◆ **THE TASK**: Determine how many lines in these records hold "JSON". Only the number is wanted.

[Saved entries]
--- BEGIN ---

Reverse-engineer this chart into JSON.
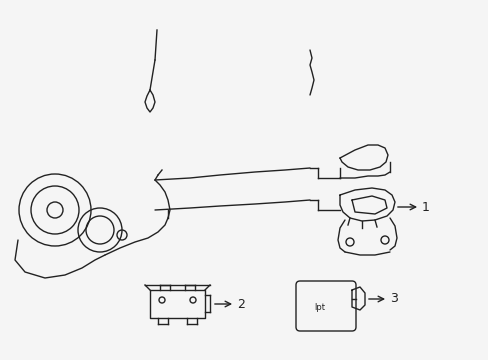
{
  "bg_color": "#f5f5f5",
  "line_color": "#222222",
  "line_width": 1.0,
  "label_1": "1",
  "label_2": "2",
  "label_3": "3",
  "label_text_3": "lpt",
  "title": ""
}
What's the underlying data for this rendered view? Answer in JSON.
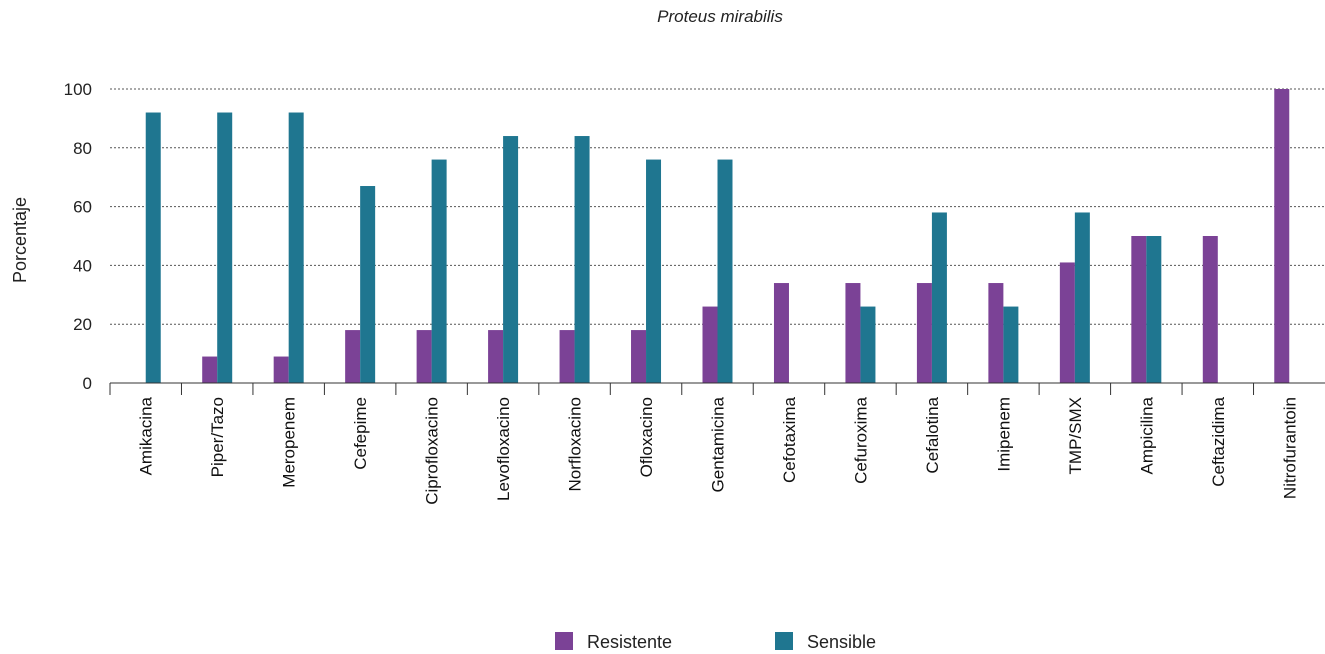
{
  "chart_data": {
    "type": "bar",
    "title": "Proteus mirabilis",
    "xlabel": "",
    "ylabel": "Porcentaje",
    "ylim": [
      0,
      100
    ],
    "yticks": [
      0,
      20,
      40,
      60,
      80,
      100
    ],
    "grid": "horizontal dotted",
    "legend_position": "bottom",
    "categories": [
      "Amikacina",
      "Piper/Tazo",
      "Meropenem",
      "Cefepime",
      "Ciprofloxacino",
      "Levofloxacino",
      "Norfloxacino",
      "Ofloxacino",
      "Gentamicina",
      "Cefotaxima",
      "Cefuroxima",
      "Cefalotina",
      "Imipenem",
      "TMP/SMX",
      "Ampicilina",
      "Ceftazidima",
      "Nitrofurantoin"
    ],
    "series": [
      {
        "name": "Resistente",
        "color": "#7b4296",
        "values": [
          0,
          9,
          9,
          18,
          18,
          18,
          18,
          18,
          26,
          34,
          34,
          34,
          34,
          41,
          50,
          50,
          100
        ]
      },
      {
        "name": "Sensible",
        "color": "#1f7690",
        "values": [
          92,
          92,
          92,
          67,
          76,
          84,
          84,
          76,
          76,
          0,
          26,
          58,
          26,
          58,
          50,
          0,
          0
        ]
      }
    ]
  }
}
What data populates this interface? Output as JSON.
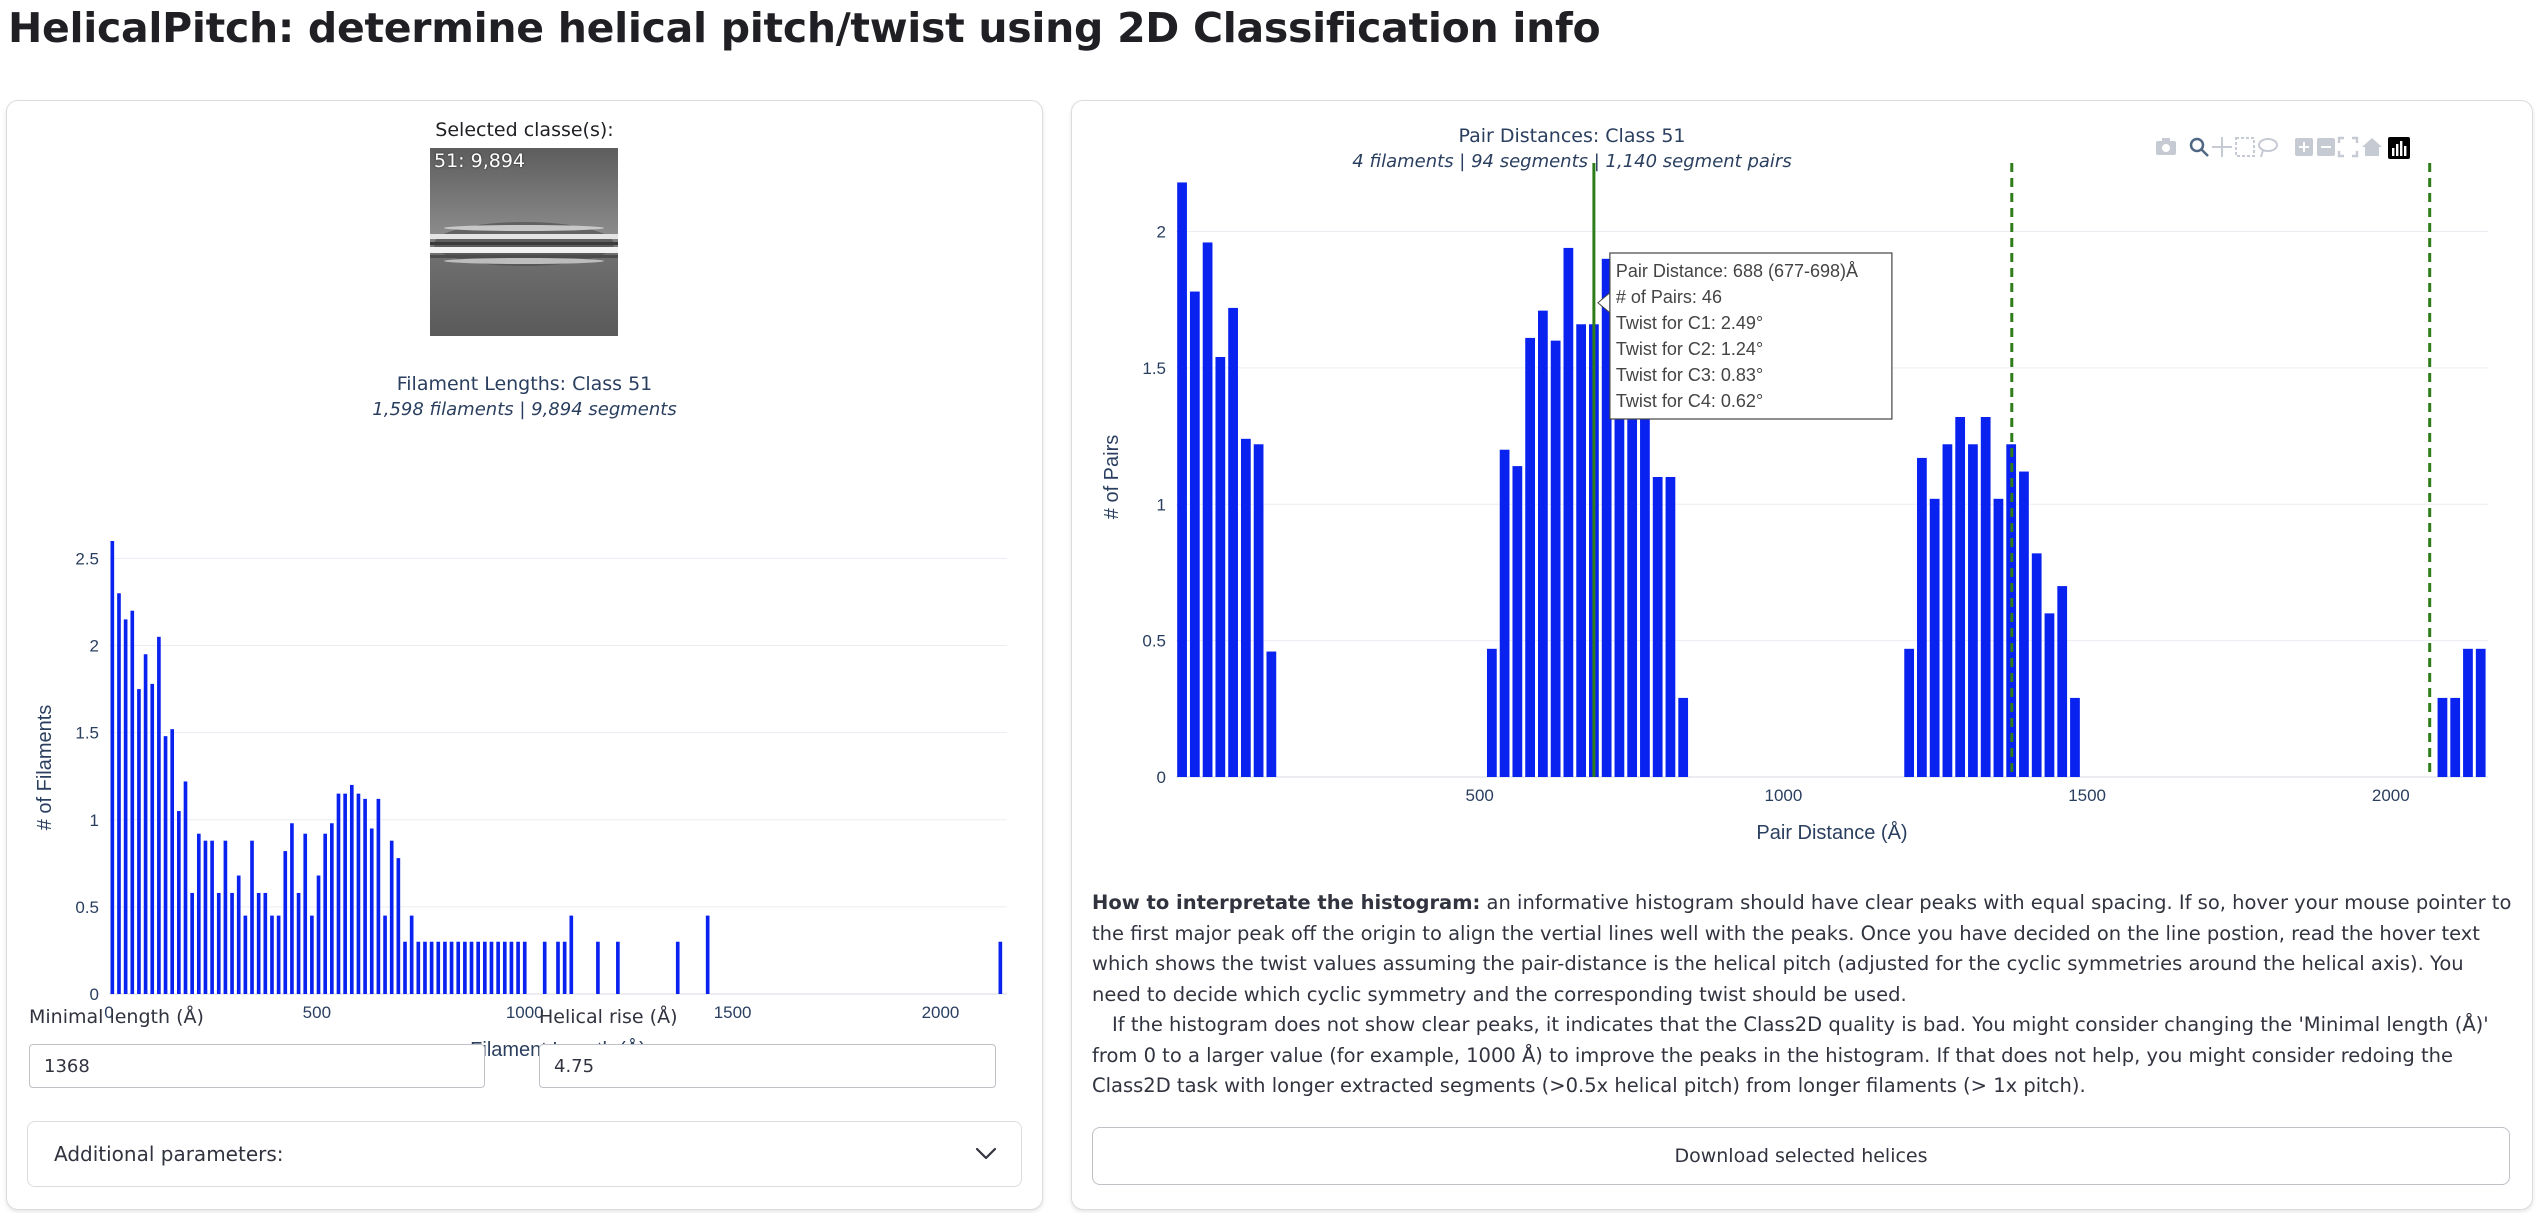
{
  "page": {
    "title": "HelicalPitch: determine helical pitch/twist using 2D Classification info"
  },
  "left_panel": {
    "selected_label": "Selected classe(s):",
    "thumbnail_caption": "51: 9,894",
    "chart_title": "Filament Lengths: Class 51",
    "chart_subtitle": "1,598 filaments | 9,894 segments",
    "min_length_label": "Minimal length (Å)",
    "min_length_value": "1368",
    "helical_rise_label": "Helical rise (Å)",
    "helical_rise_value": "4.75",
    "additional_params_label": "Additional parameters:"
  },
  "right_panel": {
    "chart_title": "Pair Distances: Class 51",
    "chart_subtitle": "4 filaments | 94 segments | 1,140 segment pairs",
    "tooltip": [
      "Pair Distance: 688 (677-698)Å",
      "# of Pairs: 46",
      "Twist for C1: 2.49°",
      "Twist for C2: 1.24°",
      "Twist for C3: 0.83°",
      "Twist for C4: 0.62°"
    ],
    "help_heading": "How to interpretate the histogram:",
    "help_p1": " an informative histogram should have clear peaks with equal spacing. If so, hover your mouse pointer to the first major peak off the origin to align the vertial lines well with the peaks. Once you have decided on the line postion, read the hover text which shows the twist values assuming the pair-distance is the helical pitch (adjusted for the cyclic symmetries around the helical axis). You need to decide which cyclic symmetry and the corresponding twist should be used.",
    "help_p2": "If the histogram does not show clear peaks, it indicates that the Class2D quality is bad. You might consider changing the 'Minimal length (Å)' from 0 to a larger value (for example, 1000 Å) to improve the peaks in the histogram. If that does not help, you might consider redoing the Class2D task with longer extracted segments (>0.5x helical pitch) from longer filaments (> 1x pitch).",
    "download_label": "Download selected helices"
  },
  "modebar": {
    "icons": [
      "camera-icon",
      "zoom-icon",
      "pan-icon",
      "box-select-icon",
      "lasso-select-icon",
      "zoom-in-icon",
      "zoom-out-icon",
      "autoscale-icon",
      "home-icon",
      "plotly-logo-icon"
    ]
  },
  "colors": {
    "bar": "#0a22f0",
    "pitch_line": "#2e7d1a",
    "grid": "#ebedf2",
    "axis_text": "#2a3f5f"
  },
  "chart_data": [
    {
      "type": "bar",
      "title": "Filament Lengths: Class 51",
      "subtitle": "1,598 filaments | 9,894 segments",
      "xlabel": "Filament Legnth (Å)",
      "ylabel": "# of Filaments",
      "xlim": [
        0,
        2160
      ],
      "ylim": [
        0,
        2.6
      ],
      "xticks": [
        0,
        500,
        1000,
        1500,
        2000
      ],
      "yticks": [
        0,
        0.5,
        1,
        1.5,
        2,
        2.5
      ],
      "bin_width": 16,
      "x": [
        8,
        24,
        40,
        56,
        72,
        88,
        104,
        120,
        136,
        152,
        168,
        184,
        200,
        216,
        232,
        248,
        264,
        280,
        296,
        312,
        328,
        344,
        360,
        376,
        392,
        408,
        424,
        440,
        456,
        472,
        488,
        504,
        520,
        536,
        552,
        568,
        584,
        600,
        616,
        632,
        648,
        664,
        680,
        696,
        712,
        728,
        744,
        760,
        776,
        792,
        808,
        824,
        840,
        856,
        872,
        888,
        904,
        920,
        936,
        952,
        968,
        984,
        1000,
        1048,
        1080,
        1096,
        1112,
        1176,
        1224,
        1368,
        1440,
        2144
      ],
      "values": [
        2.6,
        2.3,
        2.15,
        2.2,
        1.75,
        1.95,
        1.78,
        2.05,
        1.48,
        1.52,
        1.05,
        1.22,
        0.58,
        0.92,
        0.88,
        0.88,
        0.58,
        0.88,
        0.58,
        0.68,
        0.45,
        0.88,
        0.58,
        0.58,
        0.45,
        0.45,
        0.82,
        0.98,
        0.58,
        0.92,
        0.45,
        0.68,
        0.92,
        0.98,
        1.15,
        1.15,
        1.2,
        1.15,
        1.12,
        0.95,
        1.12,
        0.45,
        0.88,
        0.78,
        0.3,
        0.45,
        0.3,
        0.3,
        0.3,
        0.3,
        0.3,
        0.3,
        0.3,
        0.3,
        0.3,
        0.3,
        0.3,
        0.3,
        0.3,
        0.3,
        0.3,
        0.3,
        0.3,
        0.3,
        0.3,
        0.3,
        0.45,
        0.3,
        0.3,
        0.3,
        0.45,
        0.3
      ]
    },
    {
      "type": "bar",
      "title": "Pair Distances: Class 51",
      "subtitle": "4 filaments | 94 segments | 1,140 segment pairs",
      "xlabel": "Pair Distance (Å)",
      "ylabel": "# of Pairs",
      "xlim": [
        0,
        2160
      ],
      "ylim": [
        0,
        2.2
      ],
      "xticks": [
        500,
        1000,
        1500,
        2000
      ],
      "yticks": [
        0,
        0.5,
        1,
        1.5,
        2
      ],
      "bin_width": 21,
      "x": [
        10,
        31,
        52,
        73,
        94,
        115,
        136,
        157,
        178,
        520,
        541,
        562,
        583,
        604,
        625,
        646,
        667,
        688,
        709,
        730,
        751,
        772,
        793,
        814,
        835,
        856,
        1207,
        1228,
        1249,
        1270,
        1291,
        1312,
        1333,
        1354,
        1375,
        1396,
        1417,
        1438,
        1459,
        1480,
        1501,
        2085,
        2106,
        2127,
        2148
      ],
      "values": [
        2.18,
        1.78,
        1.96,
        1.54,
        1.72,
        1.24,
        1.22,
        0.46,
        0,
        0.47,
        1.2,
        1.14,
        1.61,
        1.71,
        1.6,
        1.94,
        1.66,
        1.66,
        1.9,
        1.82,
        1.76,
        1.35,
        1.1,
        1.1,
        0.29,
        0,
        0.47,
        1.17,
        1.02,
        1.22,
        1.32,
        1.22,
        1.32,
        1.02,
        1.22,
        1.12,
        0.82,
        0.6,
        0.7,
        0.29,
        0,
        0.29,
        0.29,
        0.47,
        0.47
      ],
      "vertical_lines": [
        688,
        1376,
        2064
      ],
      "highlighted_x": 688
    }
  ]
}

--- END ---

◆ **EXERCISE RESPONSE**: 3